- _Problem to work on_: Output the records exactly as they appear, with no pictures included.

- _Provided data_:
◇ ◇ ◇
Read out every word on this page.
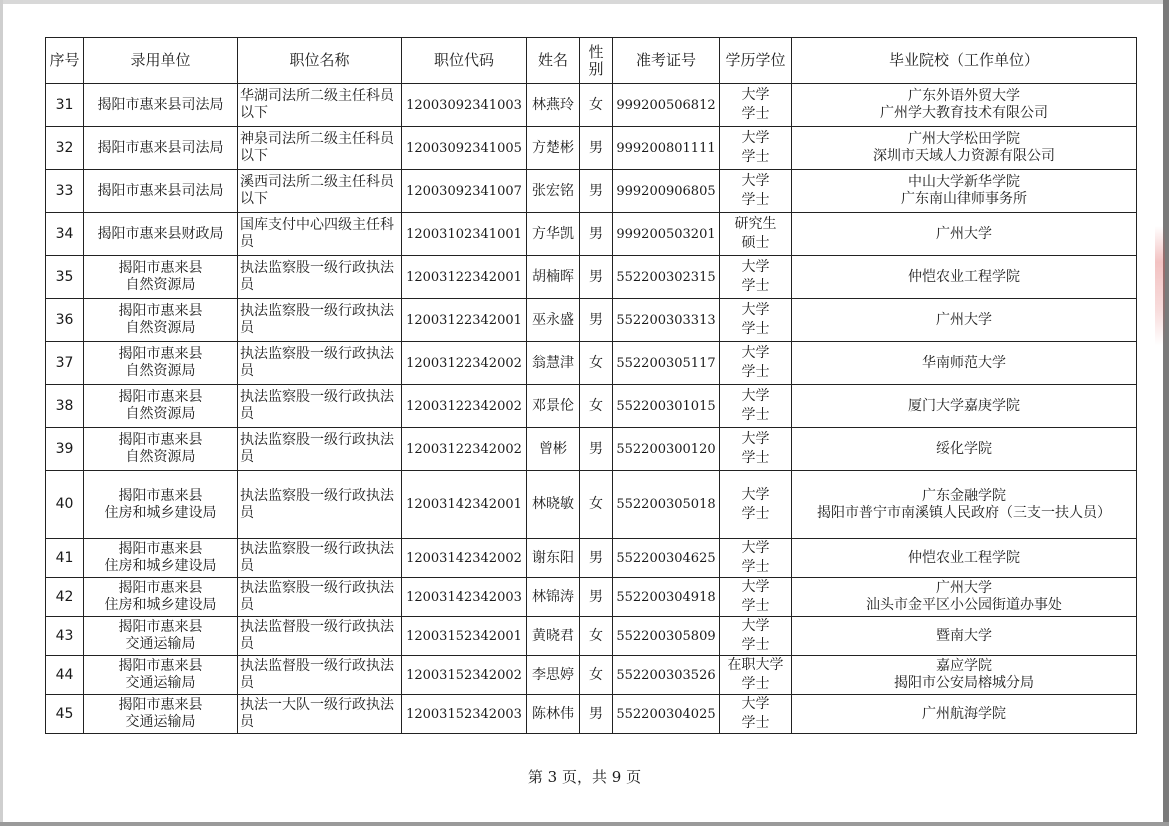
序号	录用单位	职位名称	职位代码	姓名	性别	准考证号	学历学位	毕业院校（工作单位）
31	揭阳市惠来县司法局	华湖司法所二级主任科员以下	12003092341003	林燕玲	女	999200506812	大学
学士	广东外语外贸大学
广州学大教育技术有限公司

32	揭阳市惠来县司法局	神泉司法所二级主任科员以下	12003092341005	方楚彬	男	999200801111	大学
学士	广州大学松田学院
深圳市天域人力资源有限公司

33	揭阳市惠来县司法局	溪西司法所二级主任科员以下	12003092341007	张宏铭	男	999200906805	大学
学士	中山大学新华学院
广东南山律师事务所

34	揭阳市惠来县财政局	国库支付中心四级主任科员	12003102341001	方华凯	男	999200503201	研究生
硕士	广州大学

35	揭阳市惠来县
自然资源局	执法监察股一级行政执法员	12003122342001	胡楠晖	男	552200302315	大学
学士	仲恺农业工程学院

36	揭阳市惠来县
自然资源局	执法监察股一级行政执法员	12003122342001	巫永盛	男	552200303313	大学
学士	广州大学

37	揭阳市惠来县
自然资源局	执法监察股一级行政执法员	12003122342002	翁慧津	女	552200305117	大学
学士	华南师范大学

38	揭阳市惠来县
自然资源局	执法监察股一级行政执法员	12003122342002	邓景伦	女	552200301015	大学
学士	厦门大学嘉庚学院

39	揭阳市惠来县
自然资源局	执法监察股一级行政执法员	12003122342002	曾彬	男	552200300120	大学
学士	绥化学院

40	揭阳市惠来县
住房和城乡建设局	执法监察股一级行政执法员	12003142342001	林晓敏	女	552200305018	大学
学士	广东金融学院
揭阳市普宁市南溪镇人民政府（三支一扶人员）

41	揭阳市惠来县
住房和城乡建设局	执法监察股一级行政执法员	12003142342002	谢东阳	男	552200304625	大学
学士	仲恺农业工程学院

42	揭阳市惠来县
住房和城乡建设局	执法监察股一级行政执法员	12003142342003	林锦涛	男	552200304918	大学
学士	广州大学
汕头市金平区小公园街道办事处

43	揭阳市惠来县
交通运输局	执法监督股一级行政执法员	12003152342001	黄晓君	女	552200305809	大学
学士	暨南大学

44	揭阳市惠来县
交通运输局	执法监督股一级行政执法员	12003152342002	李思婷	女	552200303526	在职大学
学士	嘉应学院
揭阳市公安局榕城分局

45	揭阳市惠来县
交通运输局	执法一大队一级行政执法员	12003152342003	陈林伟	男	552200304025	大学
学士	广州航海学院
第 3 页，共 9 页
◇ ◇ ◇
- _Solution_:
Read out every word on this page.
序号	录用单位	职位名称	职位代码	姓名	性别	准考证号	学历学位	毕业院校（工作单位）
31	揭阳市惠来县司法局	华湖司法所二级主任科员以下	12003092341003	林燕玲	女	999200506812	大学
学士	广东外语外贸大学
广州学大教育技术有限公司

32	揭阳市惠来县司法局	神泉司法所二级主任科员以下	12003092341005	方楚彬	男	999200801111	大学
学士	广州大学松田学院
深圳市天域人力资源有限公司

33	揭阳市惠来县司法局	溪西司法所二级主任科员以下	12003092341007	张宏铭	男	999200906805	大学
学士	中山大学新华学院
广东南山律师事务所

34	揭阳市惠来县财政局	国库支付中心四级主任科员	12003102341001	方华凯	男	999200503201	研究生
硕士	广州大学

35	揭阳市惠来县
自然资源局	执法监察股一级行政执法员	12003122342001	胡楠晖	男	552200302315	大学
学士	仲恺农业工程学院

36	揭阳市惠来县
自然资源局	执法监察股一级行政执法员	12003122342001	巫永盛	男	552200303313	大学
学士	广州大学

37	揭阳市惠来县
自然资源局	执法监察股一级行政执法员	12003122342002	翁慧津	女	552200305117	大学
学士	华南师范大学

38	揭阳市惠来县
自然资源局	执法监察股一级行政执法员	12003122342002	邓景伦	女	552200301015	大学
学士	厦门大学嘉庚学院

39	揭阳市惠来县
自然资源局	执法监察股一级行政执法员	12003122342002	曾彬	男	552200300120	大学
学士	绥化学院

40	揭阳市惠来县
住房和城乡建设局	执法监察股一级行政执法员	12003142342001	林晓敏	女	552200305018	大学
学士	广东金融学院
揭阳市普宁市南溪镇人民政府（三支一扶人员）

41	揭阳市惠来县
住房和城乡建设局	执法监察股一级行政执法员	12003142342002	谢东阳	男	552200304625	大学
学士	仲恺农业工程学院

42	揭阳市惠来县
住房和城乡建设局	执法监察股一级行政执法员	12003142342003	林锦涛	男	552200304918	大学
学士	广州大学
汕头市金平区小公园街道办事处

43	揭阳市惠来县
交通运输局	执法监督股一级行政执法员	12003152342001	黄晓君	女	552200305809	大学
学士	暨南大学

44	揭阳市惠来县
交通运输局	执法监督股一级行政执法员	12003152342002	李思婷	女	552200303526	在职大学
学士	嘉应学院
揭阳市公安局榕城分局

45	揭阳市惠来县
交通运输局	执法一大队一级行政执法员	12003152342003	陈林伟	男	552200304025	大学
学士	广州航海学院
第 3 页，共 9 页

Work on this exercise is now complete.